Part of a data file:

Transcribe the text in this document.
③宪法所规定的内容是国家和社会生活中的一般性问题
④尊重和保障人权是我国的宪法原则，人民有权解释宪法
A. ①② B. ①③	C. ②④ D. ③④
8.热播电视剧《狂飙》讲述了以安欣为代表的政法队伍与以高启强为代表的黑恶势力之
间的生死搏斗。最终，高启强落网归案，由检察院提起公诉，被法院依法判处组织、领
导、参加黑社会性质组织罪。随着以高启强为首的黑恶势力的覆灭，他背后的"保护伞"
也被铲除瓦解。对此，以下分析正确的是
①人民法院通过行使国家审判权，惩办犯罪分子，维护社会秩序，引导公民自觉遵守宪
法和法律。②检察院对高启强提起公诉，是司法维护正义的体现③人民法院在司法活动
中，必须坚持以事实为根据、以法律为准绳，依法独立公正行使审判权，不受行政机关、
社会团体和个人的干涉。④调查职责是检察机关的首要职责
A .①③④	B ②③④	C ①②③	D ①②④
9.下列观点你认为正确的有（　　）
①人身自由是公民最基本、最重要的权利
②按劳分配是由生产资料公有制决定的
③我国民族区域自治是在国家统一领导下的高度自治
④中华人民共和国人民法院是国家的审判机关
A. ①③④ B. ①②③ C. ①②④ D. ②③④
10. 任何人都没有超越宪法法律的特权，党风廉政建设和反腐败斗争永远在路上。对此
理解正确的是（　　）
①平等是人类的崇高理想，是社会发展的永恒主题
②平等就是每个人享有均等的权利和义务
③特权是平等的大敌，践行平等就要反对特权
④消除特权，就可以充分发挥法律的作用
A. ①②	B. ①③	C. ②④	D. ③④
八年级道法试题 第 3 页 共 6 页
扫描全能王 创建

__Requirement__. Make an exact copy of the listing, including every line.

__The response__.
Transcribe the text in this document.
③宪法所规定的内容是国家和社会生活中的一般性问题
④尊重和保障人权是我国的宪法原则，人民有权解释宪法
A. ①② B. ①③	C. ②④ D. ③④
8.热播电视剧《狂飙》讲述了以安欣为代表的政法队伍与以高启强为代表的黑恶势力之
间的生死搏斗。最终，高启强落网归案，由检察院提起公诉，被法院依法判处组织、领
导、参加黑社会性质组织罪。随着以高启强为首的黑恶势力的覆灭，他背后的"保护伞"
也被铲除瓦解。对此，以下分析正确的是
①人民法院通过行使国家审判权，惩办犯罪分子，维护社会秩序，引导公民自觉遵守宪
法和法律。②检察院对高启强提起公诉，是司法维护正义的体现③人民法院在司法活动
中，必须坚持以事实为根据、以法律为准绳，依法独立公正行使审判权，不受行政机关、
社会团体和个人的干涉。④调查职责是检察机关的首要职责
A .①③④	B ②③④	C ①②③	D ①②④
9.下列观点你认为正确的有（　　）
①人身自由是公民最基本、最重要的权利
②按劳分配是由生产资料公有制决定的
③我国民族区域自治是在国家统一领导下的高度自治
④中华人民共和国人民法院是国家的审判机关
A. ①③④ B. ①②③ C. ①②④ D. ②③④
10. 任何人都没有超越宪法法律的特权，党风廉政建设和反腐败斗争永远在路上。对此
理解正确的是（　　）
①平等是人类的崇高理想，是社会发展的永恒主题
②平等就是每个人享有均等的权利和义务
③特权是平等的大敌，践行平等就要反对特权
④消除特权，就可以充分发挥法律的作用
A. ①②	B. ①③	C. ②④	D. ③④
八年级道法试题 第 3 页 共 6 页
扫描全能王 创建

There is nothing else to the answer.